> _TASK PROMPT_
Repeat each line of the material below exactly as it appears, minus any pictures.

####################

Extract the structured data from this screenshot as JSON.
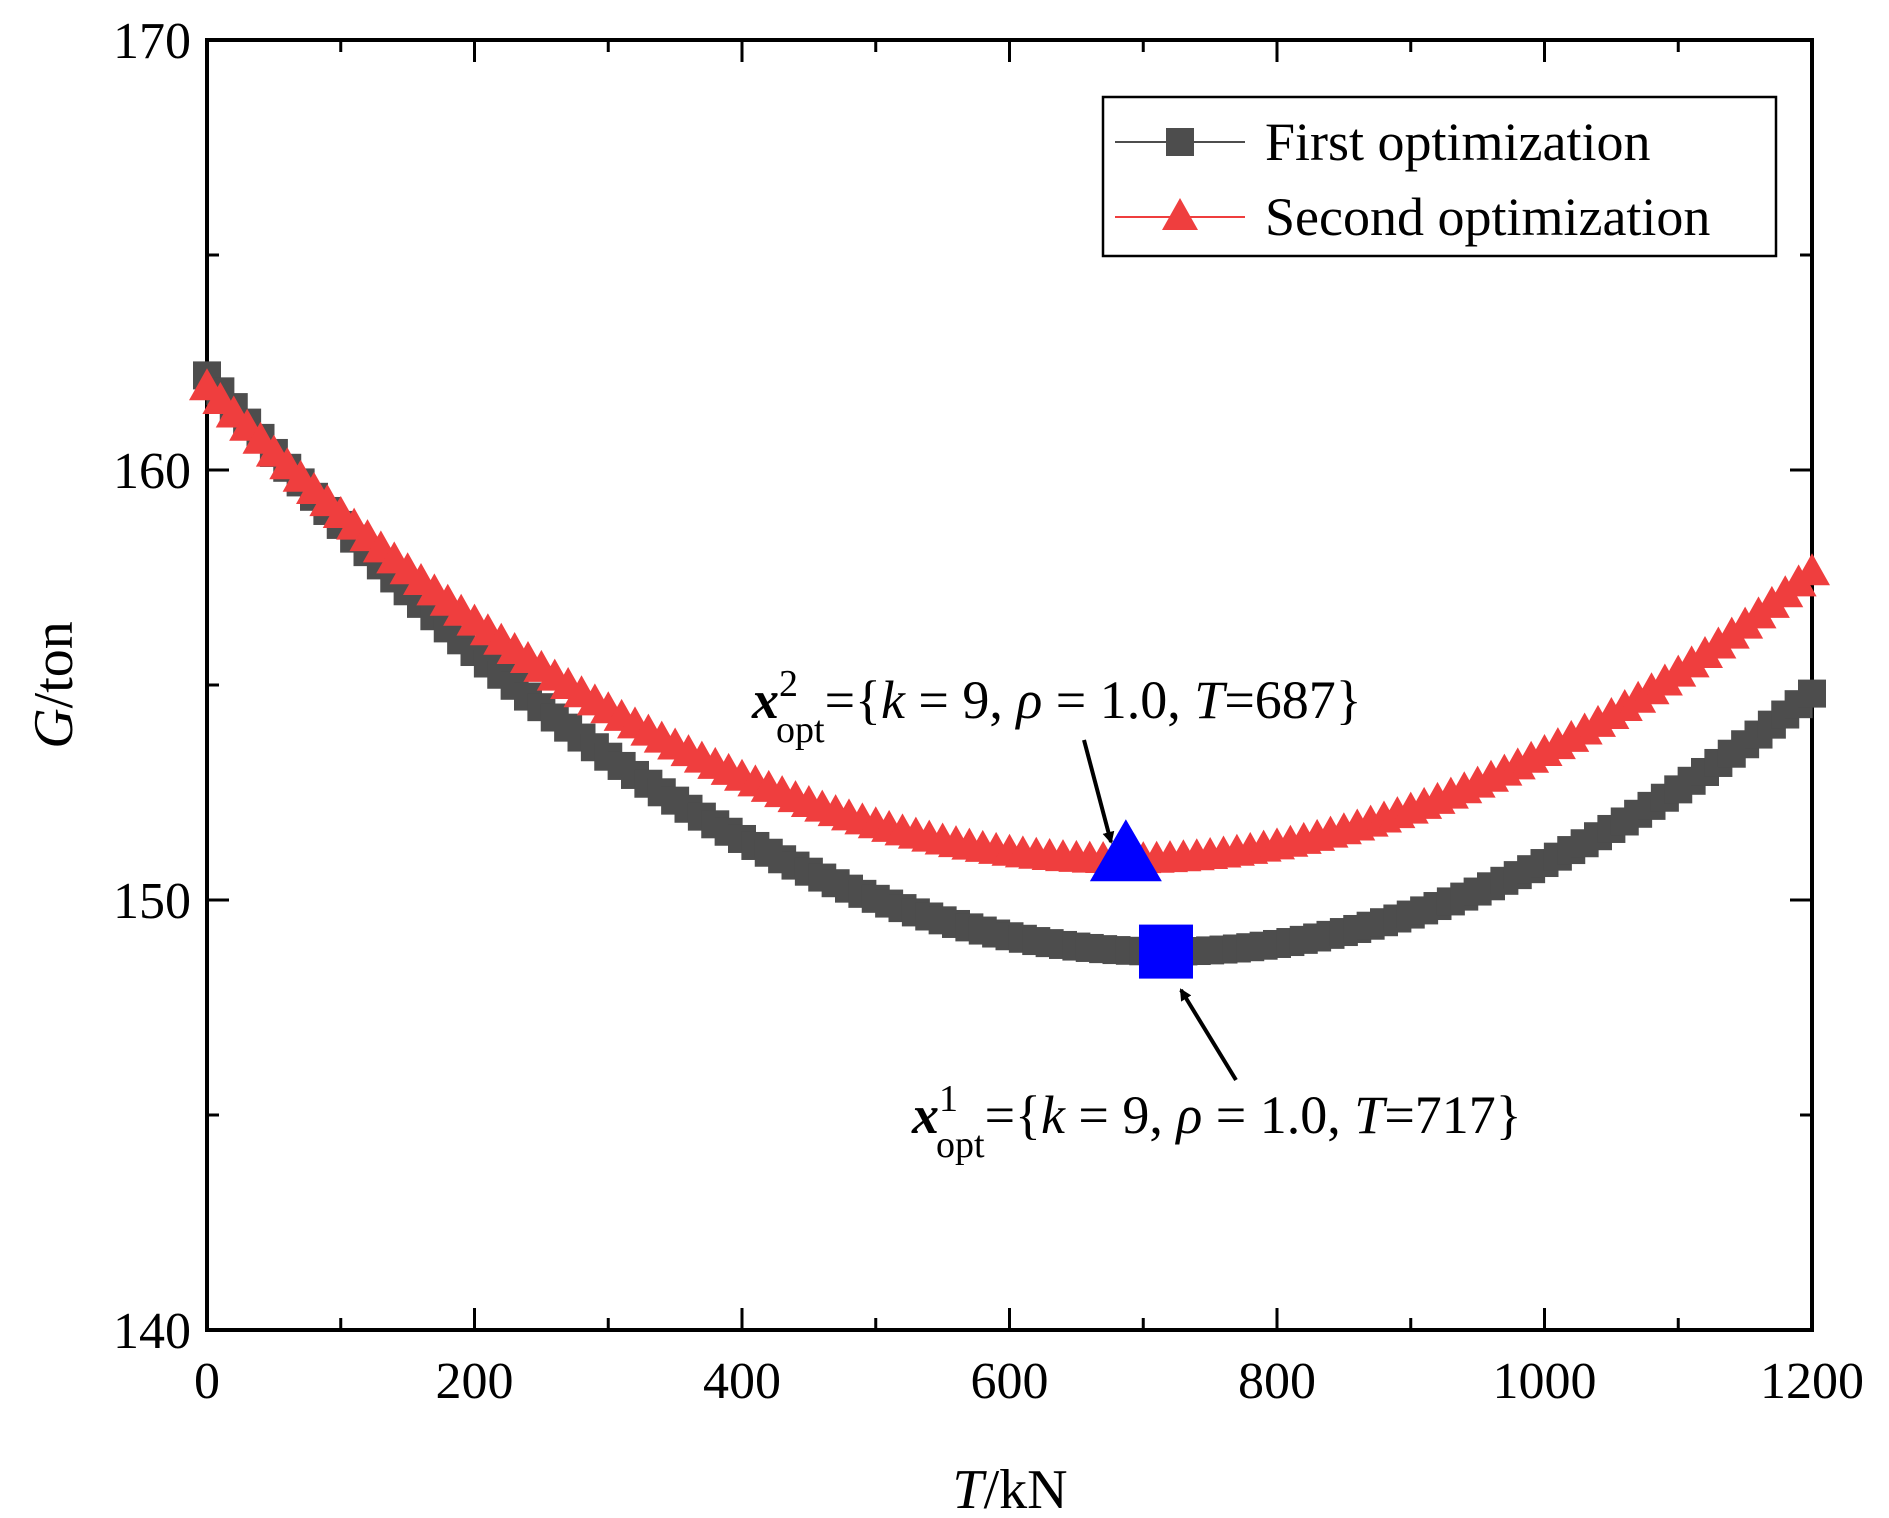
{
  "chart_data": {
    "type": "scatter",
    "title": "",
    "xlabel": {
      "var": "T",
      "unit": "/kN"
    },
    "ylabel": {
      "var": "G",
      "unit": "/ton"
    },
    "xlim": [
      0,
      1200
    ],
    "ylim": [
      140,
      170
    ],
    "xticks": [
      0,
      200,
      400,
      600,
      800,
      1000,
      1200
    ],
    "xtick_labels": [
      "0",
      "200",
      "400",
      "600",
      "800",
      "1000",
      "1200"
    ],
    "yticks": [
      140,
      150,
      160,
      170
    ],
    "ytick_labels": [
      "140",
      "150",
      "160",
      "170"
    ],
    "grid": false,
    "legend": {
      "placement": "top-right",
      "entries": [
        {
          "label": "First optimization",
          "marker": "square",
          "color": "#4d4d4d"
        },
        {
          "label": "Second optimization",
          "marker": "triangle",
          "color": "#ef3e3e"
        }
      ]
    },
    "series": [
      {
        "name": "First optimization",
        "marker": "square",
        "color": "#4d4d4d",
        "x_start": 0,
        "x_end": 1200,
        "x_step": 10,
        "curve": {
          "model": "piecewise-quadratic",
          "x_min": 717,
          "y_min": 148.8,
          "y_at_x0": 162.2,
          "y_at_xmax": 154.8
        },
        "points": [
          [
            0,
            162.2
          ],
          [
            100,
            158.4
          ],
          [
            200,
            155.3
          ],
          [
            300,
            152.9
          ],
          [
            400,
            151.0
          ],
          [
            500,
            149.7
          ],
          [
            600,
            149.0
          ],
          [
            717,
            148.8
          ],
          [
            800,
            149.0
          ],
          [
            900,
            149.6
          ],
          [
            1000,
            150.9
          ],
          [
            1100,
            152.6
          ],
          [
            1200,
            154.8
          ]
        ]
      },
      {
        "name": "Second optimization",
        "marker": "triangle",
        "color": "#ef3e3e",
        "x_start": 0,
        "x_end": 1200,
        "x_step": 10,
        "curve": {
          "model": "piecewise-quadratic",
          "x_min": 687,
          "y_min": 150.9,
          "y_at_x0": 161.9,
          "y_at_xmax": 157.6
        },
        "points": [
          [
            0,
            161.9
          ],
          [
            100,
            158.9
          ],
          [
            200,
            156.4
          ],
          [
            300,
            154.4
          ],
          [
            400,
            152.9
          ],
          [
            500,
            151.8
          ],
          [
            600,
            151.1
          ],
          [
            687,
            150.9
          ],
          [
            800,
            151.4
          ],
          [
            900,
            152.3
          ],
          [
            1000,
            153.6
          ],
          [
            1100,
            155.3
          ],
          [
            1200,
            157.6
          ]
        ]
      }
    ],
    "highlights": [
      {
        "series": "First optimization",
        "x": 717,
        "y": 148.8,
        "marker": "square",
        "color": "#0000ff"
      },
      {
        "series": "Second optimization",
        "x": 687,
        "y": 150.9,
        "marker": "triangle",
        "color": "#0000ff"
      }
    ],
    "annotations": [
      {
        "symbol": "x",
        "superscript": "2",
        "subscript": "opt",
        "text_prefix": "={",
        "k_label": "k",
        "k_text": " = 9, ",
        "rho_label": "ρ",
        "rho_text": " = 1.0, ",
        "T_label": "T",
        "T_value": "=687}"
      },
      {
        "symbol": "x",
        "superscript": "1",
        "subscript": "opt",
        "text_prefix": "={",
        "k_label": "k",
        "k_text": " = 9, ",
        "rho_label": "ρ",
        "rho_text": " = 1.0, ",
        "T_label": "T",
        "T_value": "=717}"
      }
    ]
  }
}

####################

> _IN RESPONSE_
Extract the structured data from this screenshot as JSON.
{
  "chart_data": {
    "type": "scatter",
    "title": "",
    "xlabel": {
      "var": "T",
      "unit": "/kN"
    },
    "ylabel": {
      "var": "G",
      "unit": "/ton"
    },
    "xlim": [
      0,
      1200
    ],
    "ylim": [
      140,
      170
    ],
    "xticks": [
      0,
      200,
      400,
      600,
      800,
      1000,
      1200
    ],
    "xtick_labels": [
      "0",
      "200",
      "400",
      "600",
      "800",
      "1000",
      "1200"
    ],
    "yticks": [
      140,
      150,
      160,
      170
    ],
    "ytick_labels": [
      "140",
      "150",
      "160",
      "170"
    ],
    "grid": false,
    "legend": {
      "placement": "top-right",
      "entries": [
        {
          "label": "First optimization",
          "marker": "square",
          "color": "#4d4d4d"
        },
        {
          "label": "Second optimization",
          "marker": "triangle",
          "color": "#ef3e3e"
        }
      ]
    },
    "series": [
      {
        "name": "First optimization",
        "marker": "square",
        "color": "#4d4d4d",
        "x_start": 0,
        "x_end": 1200,
        "x_step": 10,
        "curve": {
          "model": "piecewise-quadratic",
          "x_min": 717,
          "y_min": 148.8,
          "y_at_x0": 162.2,
          "y_at_xmax": 154.8
        },
        "points": [
          [
            0,
            162.2
          ],
          [
            100,
            158.4
          ],
          [
            200,
            155.3
          ],
          [
            300,
            152.9
          ],
          [
            400,
            151.0
          ],
          [
            500,
            149.7
          ],
          [
            600,
            149.0
          ],
          [
            717,
            148.8
          ],
          [
            800,
            149.0
          ],
          [
            900,
            149.6
          ],
          [
            1000,
            150.9
          ],
          [
            1100,
            152.6
          ],
          [
            1200,
            154.8
          ]
        ]
      },
      {
        "name": "Second optimization",
        "marker": "triangle",
        "color": "#ef3e3e",
        "x_start": 0,
        "x_end": 1200,
        "x_step": 10,
        "curve": {
          "model": "piecewise-quadratic",
          "x_min": 687,
          "y_min": 150.9,
          "y_at_x0": 161.9,
          "y_at_xmax": 157.6
        },
        "points": [
          [
            0,
            161.9
          ],
          [
            100,
            158.9
          ],
          [
            200,
            156.4
          ],
          [
            300,
            154.4
          ],
          [
            400,
            152.9
          ],
          [
            500,
            151.8
          ],
          [
            600,
            151.1
          ],
          [
            687,
            150.9
          ],
          [
            800,
            151.4
          ],
          [
            900,
            152.3
          ],
          [
            1000,
            153.6
          ],
          [
            1100,
            155.3
          ],
          [
            1200,
            157.6
          ]
        ]
      }
    ],
    "highlights": [
      {
        "series": "First optimization",
        "x": 717,
        "y": 148.8,
        "marker": "square",
        "color": "#0000ff"
      },
      {
        "series": "Second optimization",
        "x": 687,
        "y": 150.9,
        "marker": "triangle",
        "color": "#0000ff"
      }
    ],
    "annotations": [
      {
        "symbol": "x",
        "superscript": "2",
        "subscript": "opt",
        "text_prefix": "={",
        "k_label": "k",
        "k_text": " = 9, ",
        "rho_label": "ρ",
        "rho_text": " = 1.0, ",
        "T_label": "T",
        "T_value": "=687}"
      },
      {
        "symbol": "x",
        "superscript": "1",
        "subscript": "opt",
        "text_prefix": "={",
        "k_label": "k",
        "k_text": " = 9, ",
        "rho_label": "ρ",
        "rho_text": " = 1.0, ",
        "T_label": "T",
        "T_value": "=717}"
      }
    ]
  }
}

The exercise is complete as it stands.